▸ Your goal:
Copy only what runs from the line containing "Transcribe the text in this document." to the last line, both included, keeping it exact and omitting pictures.

**********

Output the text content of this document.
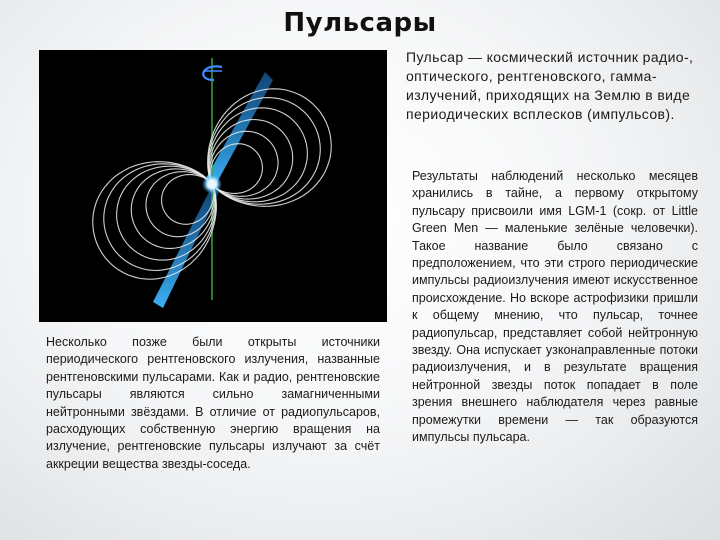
Пульсары
Пульсар — космический источник радио-, оптического, рентгеновского, гамма- излучений, приходящих на Землю в виде периодических всплесков (импульсов).
Результаты наблюдений несколько месяцев хранились в тайне, а первому открытому пульсару присвоили имя LGM-1 (сокр. от Little Green Men — маленькие зелёные человечки). Такое название было связано с предположением, что эти строго периодические импульсы радиоизлучения имеют искусственное происхождение. Но вскоре астрофизики пришли к общему мнению, что пульсар, точнее радиопульсар, представляет собой нейтронную звезду. Она испускает узконаправленные потоки радиоизлучения, и в результате вращения нейтронной звезды поток попадает в поле зрения внешнего наблюдателя через равные промежутки времени — так образуются импульсы пульсара.
Несколько позже были открыты источники периодического рентгеновского излучения, названные рентгеновскими пульсарами. Как и радио, рентгеновские пульсары являются сильно замагниченными нейтронными звёздами. В отличие от радиопульсаров, расходующих собственную энергию вращения на излучение, рентгеновские пульсары излучают за счёт аккреции вещества звезды-соседа.
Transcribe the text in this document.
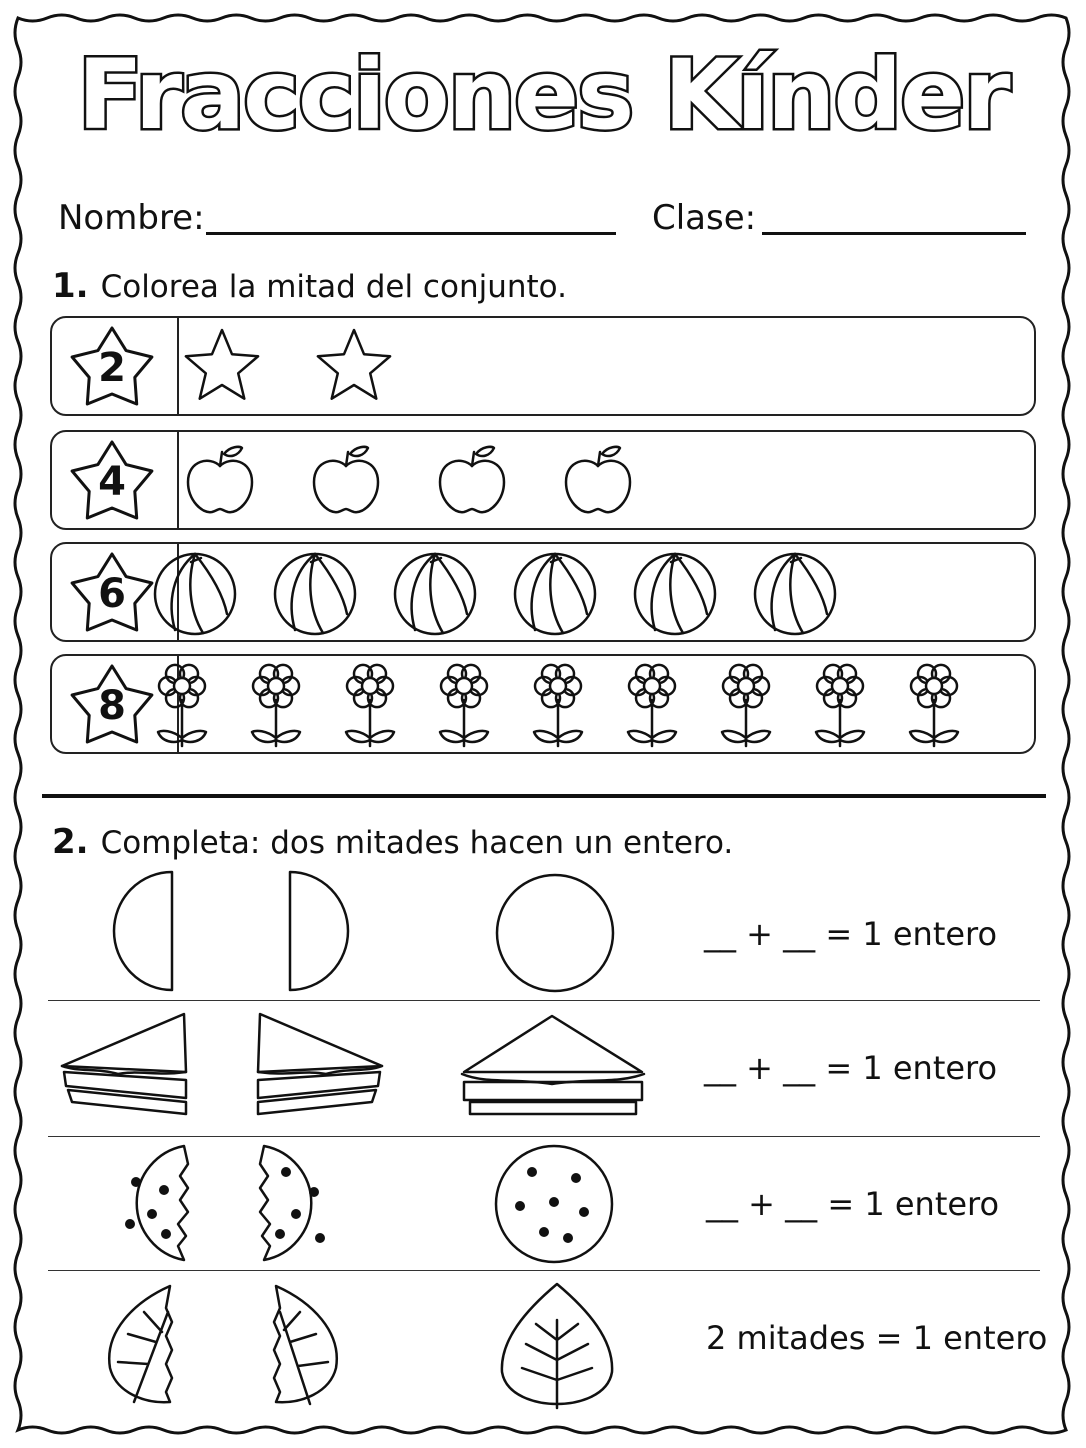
Fracciones Kínder
Nombre:	Clase:
1. Colorea la mitad del conjunto.
2
4
6
8
2. Completa: dos mitades hacen un entero.
__ + __ = 1 entero
__ + __ = 1 entero
__ + __ = 1 entero
2 mitades = 1 entero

**********

▸ Complete response:
Transcribe the text in this document.
Fracciones Kínder
Nombre:	Clase:
1. Colorea la mitad del conjunto.
2
4
6
8
2. Completa: dos mitades hacen un entero.
__ + __ = 1 entero
__ + __ = 1 entero
__ + __ = 1 entero
2 mitades = 1 entero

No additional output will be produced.